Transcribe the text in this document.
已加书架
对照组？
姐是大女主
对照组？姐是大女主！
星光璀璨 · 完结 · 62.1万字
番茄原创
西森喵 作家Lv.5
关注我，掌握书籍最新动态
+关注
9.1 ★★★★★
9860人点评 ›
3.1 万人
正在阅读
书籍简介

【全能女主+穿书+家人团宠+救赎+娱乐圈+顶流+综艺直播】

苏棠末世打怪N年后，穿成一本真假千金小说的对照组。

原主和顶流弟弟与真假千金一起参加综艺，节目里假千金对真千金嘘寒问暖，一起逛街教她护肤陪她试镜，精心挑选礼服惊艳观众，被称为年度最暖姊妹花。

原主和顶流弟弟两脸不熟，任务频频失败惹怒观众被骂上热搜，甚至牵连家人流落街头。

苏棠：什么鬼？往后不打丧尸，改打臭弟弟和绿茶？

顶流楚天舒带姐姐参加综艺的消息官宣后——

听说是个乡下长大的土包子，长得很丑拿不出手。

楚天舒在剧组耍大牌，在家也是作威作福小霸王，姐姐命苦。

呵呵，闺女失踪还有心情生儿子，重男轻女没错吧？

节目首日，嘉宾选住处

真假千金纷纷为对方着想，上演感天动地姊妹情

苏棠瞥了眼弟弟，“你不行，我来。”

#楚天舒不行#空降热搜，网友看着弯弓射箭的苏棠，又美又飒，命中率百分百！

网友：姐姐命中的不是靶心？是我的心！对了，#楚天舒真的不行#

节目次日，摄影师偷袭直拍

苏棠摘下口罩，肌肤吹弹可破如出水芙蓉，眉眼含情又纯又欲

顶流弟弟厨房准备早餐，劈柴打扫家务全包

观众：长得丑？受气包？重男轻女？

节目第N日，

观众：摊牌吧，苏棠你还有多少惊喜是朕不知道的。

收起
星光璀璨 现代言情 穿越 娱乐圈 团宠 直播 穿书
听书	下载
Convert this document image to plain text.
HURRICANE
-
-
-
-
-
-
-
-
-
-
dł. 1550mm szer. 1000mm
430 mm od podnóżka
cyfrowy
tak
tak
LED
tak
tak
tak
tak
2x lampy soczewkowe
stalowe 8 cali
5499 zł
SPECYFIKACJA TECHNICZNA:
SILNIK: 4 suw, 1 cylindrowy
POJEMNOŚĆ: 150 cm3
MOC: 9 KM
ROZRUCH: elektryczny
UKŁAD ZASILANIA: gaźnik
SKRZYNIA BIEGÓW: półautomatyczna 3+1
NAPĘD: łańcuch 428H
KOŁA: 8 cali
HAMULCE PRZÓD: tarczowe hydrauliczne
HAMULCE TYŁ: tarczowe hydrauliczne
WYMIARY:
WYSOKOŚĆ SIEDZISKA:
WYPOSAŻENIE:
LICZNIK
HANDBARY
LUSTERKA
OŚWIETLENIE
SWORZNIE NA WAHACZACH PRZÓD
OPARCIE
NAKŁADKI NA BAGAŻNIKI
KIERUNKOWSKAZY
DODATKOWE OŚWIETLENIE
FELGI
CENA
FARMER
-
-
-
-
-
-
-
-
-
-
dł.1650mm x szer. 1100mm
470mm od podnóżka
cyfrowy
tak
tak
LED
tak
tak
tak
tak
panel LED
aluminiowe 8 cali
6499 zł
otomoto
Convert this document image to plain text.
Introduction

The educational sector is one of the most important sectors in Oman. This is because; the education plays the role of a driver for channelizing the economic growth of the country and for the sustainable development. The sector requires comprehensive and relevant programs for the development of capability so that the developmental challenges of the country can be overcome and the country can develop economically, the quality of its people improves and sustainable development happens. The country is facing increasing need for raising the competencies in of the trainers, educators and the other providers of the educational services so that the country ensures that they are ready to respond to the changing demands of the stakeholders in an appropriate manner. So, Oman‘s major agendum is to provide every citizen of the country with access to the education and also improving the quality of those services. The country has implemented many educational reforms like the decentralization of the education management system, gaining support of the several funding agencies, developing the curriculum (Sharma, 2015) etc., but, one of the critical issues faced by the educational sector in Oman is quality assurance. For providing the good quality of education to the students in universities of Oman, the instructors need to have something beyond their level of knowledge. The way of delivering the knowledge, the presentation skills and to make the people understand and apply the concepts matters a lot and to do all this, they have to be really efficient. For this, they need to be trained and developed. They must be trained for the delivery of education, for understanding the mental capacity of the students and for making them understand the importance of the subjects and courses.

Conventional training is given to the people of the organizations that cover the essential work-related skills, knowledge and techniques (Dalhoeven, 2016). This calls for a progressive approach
☆ ☆ ☆
Print the material once more, exactly.

Transcribe the text in this document.
已加书架
对照组？
姐是大女主
对照组？姐是大女主！
星光璀璨 · 完结 · 62.1万字
番茄原创
西森喵 作家Lv.5
关注我，掌握书籍最新动态
+关注
9.1 ★★★★★
9860人点评 ›
3.1 万人
正在阅读
书籍简介

【全能女主+穿书+家人团宠+救赎+娱乐圈+顶流+综艺直播】

苏棠末世打怪N年后，穿成一本真假千金小说的对照组。

原主和顶流弟弟与真假千金一起参加综艺，节目里假千金对真千金嘘寒问暖，一起逛街教她护肤陪她试镜，精心挑选礼服惊艳观众，被称为年度最暖姊妹花。

原主和顶流弟弟两脸不熟，任务频频失败惹怒观众被骂上热搜，甚至牵连家人流落街头。

苏棠：什么鬼？往后不打丧尸，改打臭弟弟和绿茶？

顶流楚天舒带姐姐参加综艺的消息官宣后——

听说是个乡下长大的土包子，长得很丑拿不出手。

楚天舒在剧组耍大牌，在家也是作威作福小霸王，姐姐命苦。

呵呵，闺女失踪还有心情生儿子，重男轻女没错吧？

节目首日，嘉宾选住处

真假千金纷纷为对方着想，上演感天动地姊妹情

苏棠瞥了眼弟弟，“你不行，我来。”

#楚天舒不行#空降热搜，网友看着弯弓射箭的苏棠，又美又飒，命中率百分百！

网友：姐姐命中的不是靶心？是我的心！对了，#楚天舒真的不行#

节目次日，摄影师偷袭直拍

苏棠摘下口罩，肌肤吹弹可破如出水芙蓉，眉眼含情又纯又欲

顶流弟弟厨房准备早餐，劈柴打扫家务全包

观众：长得丑？受气包？重男轻女？

节目第N日，

观众：摊牌吧，苏棠你还有多少惊喜是朕不知道的。

收起
星光璀璨 现代言情 穿越 娱乐圈 团宠 直播 穿书
听书	下载
Convert this document image to plain text.
HURRICANE
-
-
-
-
-
-
-
-
-
-
dł. 1550mm szer. 1000mm
430 mm od podnóżka
cyfrowy
tak
tak
LED
tak
tak
tak
tak
2x lampy soczewkowe
stalowe 8 cali
5499 zł
SPECYFIKACJA TECHNICZNA:
SILNIK: 4 suw, 1 cylindrowy
POJEMNOŚĆ: 150 cm3
MOC: 9 KM
ROZRUCH: elektryczny
UKŁAD ZASILANIA: gaźnik
SKRZYNIA BIEGÓW: półautomatyczna 3+1
NAPĘD: łańcuch 428H
KOŁA: 8 cali
HAMULCE PRZÓD: tarczowe hydrauliczne
HAMULCE TYŁ: tarczowe hydrauliczne
WYMIARY:
WYSOKOŚĆ SIEDZISKA:
WYPOSAŻENIE:
LICZNIK
HANDBARY
LUSTERKA
OŚWIETLENIE
SWORZNIE NA WAHACZACH PRZÓD
OPARCIE
NAKŁADKI NA BAGAŻNIKI
KIERUNKOWSKAZY
DODATKOWE OŚWIETLENIE
FELGI
CENA
FARMER
-
-
-
-
-
-
-
-
-
-
dł.1650mm x szer. 1100mm
470mm od podnóżka
cyfrowy
tak
tak
LED
tak
tak
tak
tak
panel LED
aluminiowe 8 cali
6499 zł
otomoto
Convert this document image to plain text.
Introduction

The educational sector is one of the most important sectors in Oman. This is because; the education plays the role of a driver for channelizing the economic growth of the country and for the sustainable development. The sector requires comprehensive and relevant programs for the development of capability so that the developmental challenges of the country can be overcome and the country can develop economically, the quality of its people improves and sustainable development happens. The country is facing increasing need for raising the competencies in of the trainers, educators and the other providers of the educational services so that the country ensures that they are ready to respond to the changing demands of the stakeholders in an appropriate manner. So, Oman‘s major agendum is to provide every citizen of the country with access to the education and also improving the quality of those services. The country has implemented many educational reforms like the decentralization of the education management system, gaining support of the several funding agencies, developing the curriculum (Sharma, 2015) etc., but, one of the critical issues faced by the educational sector in Oman is quality assurance. For providing the good quality of education to the students in universities of Oman, the instructors need to have something beyond their level of knowledge. The way of delivering the knowledge, the presentation skills and to make the people understand and apply the concepts matters a lot and to do all this, they have to be really efficient. For this, they need to be trained and developed. They must be trained for the delivery of education, for understanding the mental capacity of the students and for making them understand the importance of the subjects and courses.

Conventional training is given to the people of the organizations that cover the essential work-related skills, knowledge and techniques (Dalhoeven, 2016). This calls for a progressive approach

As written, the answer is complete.